## Exercise brief
Go through the entries below and pick out every line with "JSON".

______________________________

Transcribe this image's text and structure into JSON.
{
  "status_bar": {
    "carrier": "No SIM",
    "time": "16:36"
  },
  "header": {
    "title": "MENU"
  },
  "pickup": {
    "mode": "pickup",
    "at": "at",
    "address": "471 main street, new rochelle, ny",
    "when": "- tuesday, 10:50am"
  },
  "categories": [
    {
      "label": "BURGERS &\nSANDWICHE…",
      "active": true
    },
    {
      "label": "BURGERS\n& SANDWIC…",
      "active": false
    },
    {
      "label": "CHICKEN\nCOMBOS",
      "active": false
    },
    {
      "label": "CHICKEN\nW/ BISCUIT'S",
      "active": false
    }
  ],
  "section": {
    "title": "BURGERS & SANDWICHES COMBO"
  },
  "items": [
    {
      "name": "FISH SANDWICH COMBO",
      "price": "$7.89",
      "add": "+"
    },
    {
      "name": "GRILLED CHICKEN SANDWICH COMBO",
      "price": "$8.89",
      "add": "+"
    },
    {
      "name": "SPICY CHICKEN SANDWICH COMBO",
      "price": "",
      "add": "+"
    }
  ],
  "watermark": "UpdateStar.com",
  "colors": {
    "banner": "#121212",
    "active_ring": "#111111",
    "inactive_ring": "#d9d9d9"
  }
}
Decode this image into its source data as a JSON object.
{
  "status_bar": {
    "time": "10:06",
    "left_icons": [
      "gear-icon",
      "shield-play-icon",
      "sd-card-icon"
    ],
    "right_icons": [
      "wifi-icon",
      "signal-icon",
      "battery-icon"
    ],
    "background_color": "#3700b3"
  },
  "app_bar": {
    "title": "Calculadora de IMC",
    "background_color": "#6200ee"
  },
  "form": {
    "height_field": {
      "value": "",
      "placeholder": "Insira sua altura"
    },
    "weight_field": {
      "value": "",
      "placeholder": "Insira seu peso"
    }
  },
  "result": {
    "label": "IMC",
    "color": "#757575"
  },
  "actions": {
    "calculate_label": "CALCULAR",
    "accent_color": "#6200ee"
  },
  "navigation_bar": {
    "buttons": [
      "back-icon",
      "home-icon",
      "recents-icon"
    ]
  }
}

______________________________

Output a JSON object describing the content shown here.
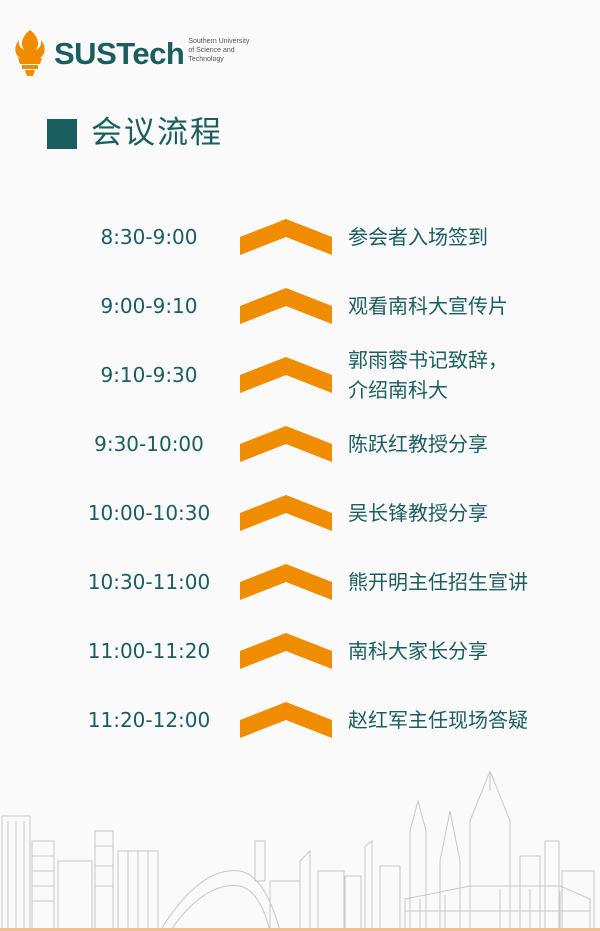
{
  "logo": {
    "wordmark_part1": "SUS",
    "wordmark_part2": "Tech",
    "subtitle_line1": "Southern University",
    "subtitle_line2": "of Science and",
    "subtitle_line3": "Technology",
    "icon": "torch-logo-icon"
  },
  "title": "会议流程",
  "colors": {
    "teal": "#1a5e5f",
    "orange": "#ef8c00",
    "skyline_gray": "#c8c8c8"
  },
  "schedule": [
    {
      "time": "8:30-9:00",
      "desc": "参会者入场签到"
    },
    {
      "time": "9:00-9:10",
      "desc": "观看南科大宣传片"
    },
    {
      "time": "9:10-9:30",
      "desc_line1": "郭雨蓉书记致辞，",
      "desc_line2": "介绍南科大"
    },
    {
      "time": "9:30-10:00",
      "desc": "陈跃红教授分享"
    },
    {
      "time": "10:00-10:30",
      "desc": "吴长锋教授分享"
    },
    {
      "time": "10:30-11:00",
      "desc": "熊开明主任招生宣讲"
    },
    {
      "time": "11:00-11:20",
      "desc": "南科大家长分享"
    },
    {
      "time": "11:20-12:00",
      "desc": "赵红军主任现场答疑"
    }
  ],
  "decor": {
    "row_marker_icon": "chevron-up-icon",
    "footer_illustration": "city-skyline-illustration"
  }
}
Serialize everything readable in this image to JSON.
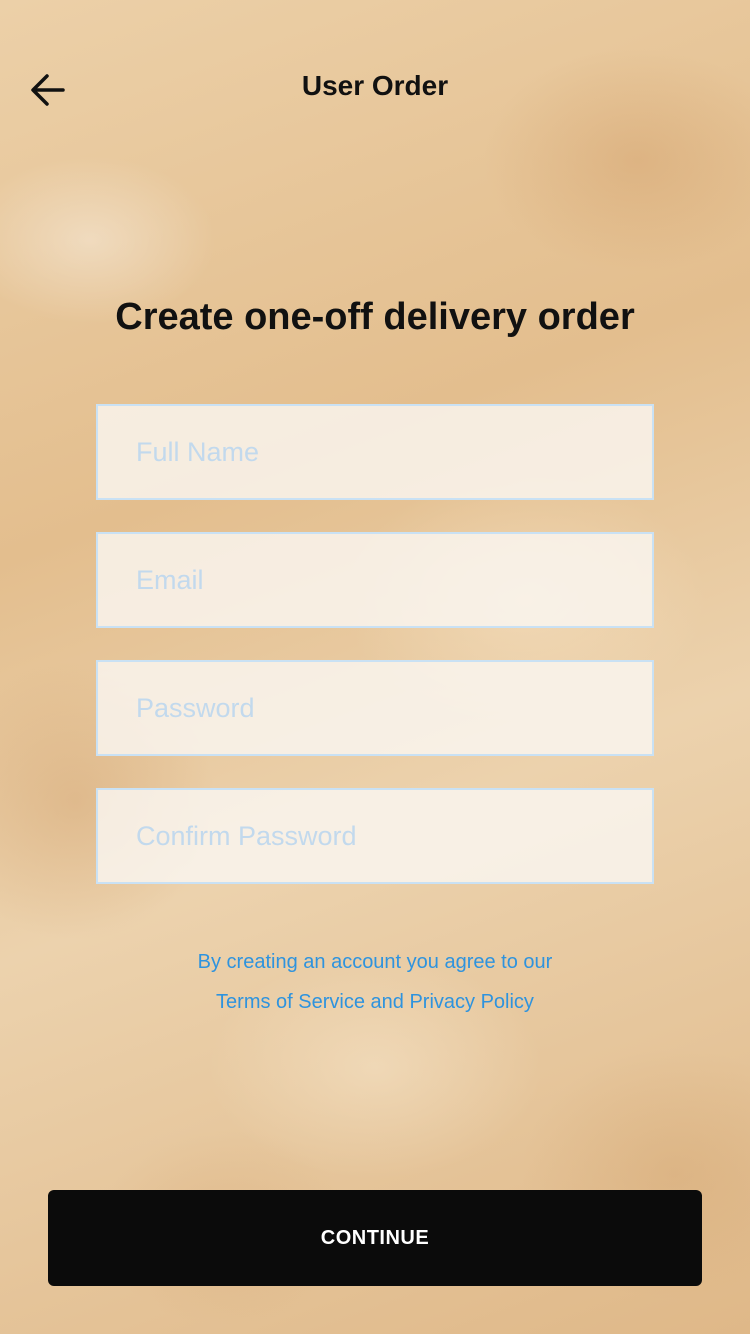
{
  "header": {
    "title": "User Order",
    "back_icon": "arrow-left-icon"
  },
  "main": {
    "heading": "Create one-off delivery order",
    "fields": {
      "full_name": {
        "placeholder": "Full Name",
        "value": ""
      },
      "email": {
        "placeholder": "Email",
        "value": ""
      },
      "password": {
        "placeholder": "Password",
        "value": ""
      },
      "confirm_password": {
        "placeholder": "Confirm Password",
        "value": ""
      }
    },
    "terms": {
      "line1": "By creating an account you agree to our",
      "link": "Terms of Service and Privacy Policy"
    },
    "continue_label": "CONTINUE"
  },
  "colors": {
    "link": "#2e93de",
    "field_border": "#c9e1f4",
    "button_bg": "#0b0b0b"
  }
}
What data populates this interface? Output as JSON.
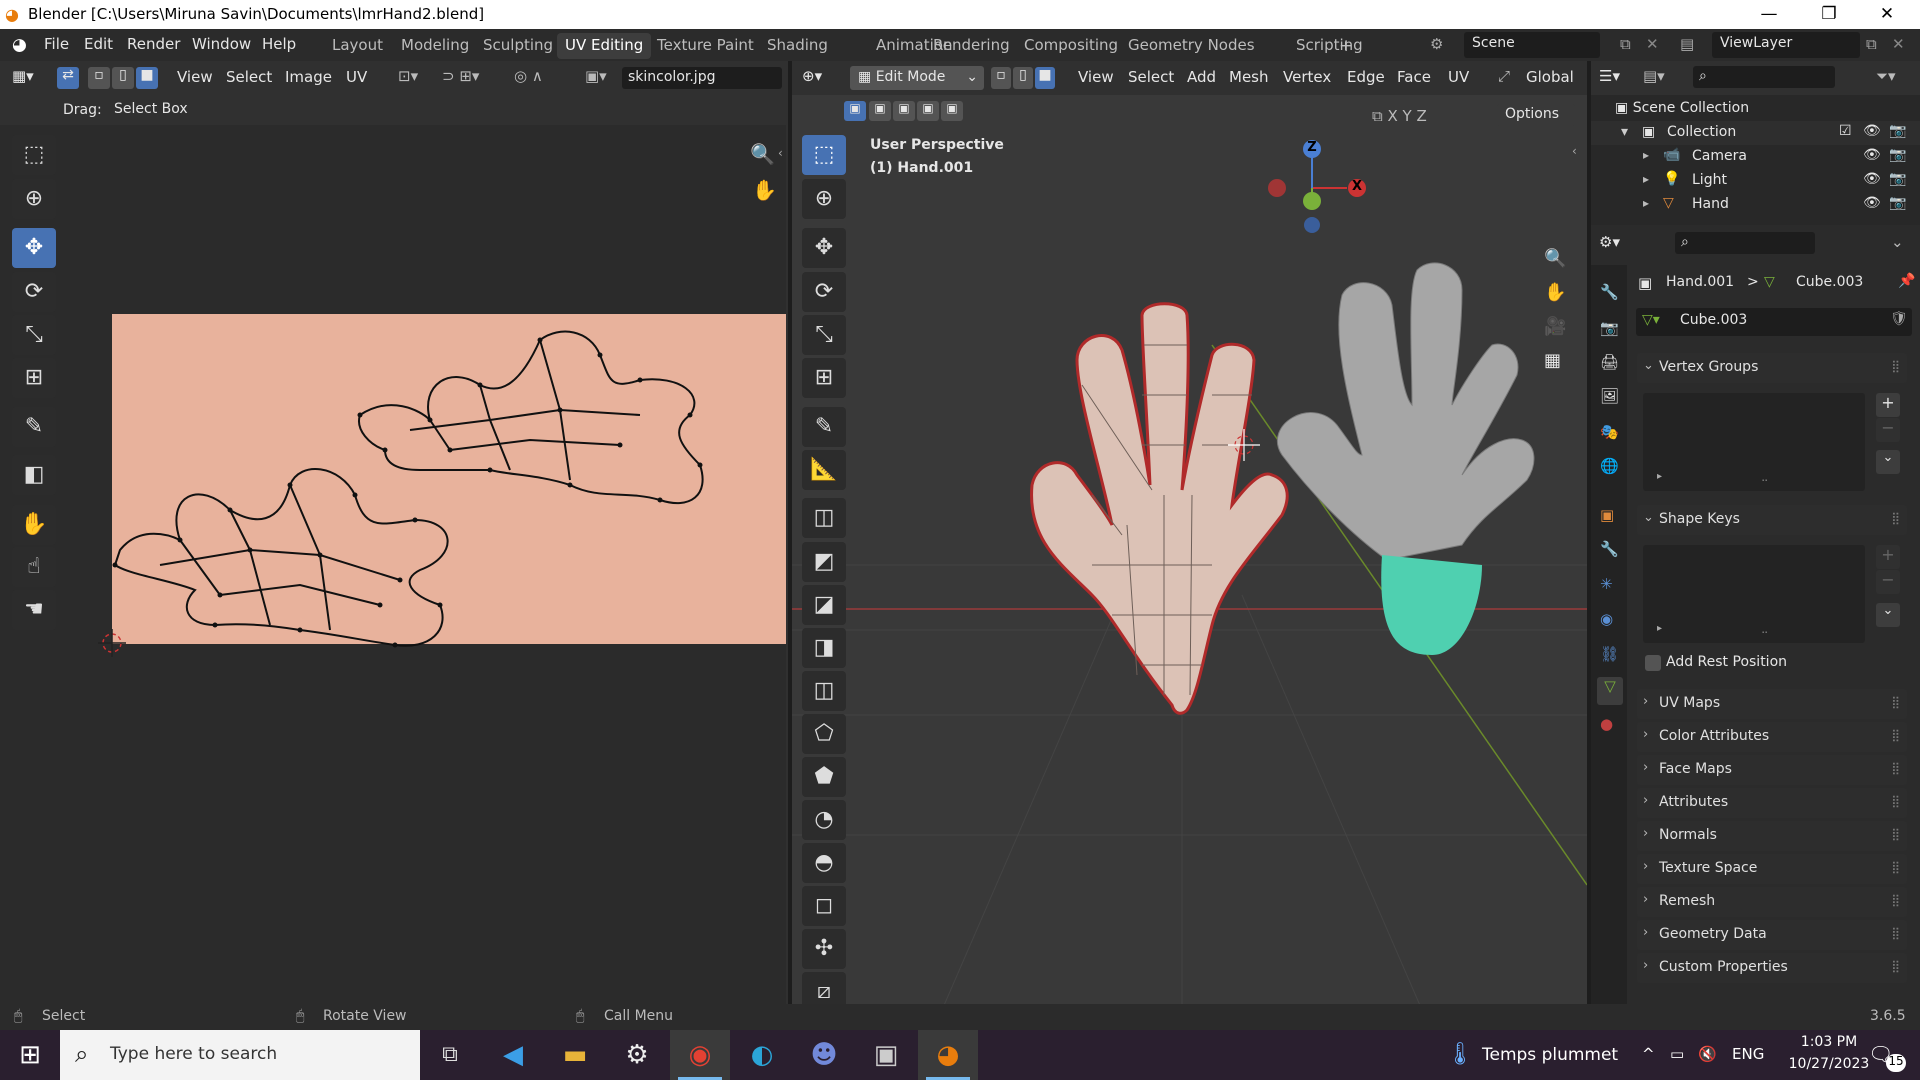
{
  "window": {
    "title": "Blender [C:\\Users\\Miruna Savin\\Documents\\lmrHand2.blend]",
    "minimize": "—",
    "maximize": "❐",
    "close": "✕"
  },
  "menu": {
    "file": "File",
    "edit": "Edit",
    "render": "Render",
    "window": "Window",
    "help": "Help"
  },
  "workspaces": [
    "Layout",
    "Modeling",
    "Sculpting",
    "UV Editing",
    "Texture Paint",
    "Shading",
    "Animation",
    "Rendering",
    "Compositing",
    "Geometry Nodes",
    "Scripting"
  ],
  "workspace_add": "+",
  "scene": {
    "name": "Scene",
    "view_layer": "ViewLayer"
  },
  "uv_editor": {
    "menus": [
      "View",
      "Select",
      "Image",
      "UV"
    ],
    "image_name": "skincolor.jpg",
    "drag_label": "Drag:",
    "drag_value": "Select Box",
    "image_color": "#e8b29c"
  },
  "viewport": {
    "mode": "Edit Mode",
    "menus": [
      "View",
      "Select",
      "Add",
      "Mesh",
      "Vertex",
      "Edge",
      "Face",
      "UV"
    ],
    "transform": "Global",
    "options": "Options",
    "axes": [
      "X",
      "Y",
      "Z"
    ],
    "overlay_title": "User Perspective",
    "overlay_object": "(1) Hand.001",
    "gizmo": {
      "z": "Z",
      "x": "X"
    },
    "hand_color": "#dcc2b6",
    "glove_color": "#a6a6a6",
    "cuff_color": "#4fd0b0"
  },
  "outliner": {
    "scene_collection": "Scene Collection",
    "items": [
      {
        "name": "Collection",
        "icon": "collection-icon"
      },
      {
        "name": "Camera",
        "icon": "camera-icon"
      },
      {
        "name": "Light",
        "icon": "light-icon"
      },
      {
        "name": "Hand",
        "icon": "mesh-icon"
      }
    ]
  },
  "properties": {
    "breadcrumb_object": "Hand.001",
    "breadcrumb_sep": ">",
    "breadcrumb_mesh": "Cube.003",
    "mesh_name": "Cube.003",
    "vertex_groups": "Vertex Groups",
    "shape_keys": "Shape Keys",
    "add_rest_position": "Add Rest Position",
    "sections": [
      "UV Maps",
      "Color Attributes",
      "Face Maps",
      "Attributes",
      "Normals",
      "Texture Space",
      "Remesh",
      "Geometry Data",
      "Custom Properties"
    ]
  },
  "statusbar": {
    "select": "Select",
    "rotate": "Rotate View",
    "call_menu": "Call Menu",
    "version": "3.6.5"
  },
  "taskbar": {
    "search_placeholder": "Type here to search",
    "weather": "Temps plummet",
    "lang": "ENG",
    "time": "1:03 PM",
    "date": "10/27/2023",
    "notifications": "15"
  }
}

______________________________

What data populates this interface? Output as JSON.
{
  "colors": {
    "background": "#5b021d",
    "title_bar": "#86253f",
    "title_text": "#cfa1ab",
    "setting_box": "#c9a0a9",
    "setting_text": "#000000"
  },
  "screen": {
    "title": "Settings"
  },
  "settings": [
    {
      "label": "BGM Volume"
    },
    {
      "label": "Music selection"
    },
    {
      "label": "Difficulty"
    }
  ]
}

______________________________

## Result
Transcribe this image's text and structure into JSON.
Decode this image into its source data as a JSON object.
Output a JSON object describing the content shown here.
Serialize everything readable in this image to JSON.
What data populates this interface? Output as JSON.
What data populates this interface? Output as JSON.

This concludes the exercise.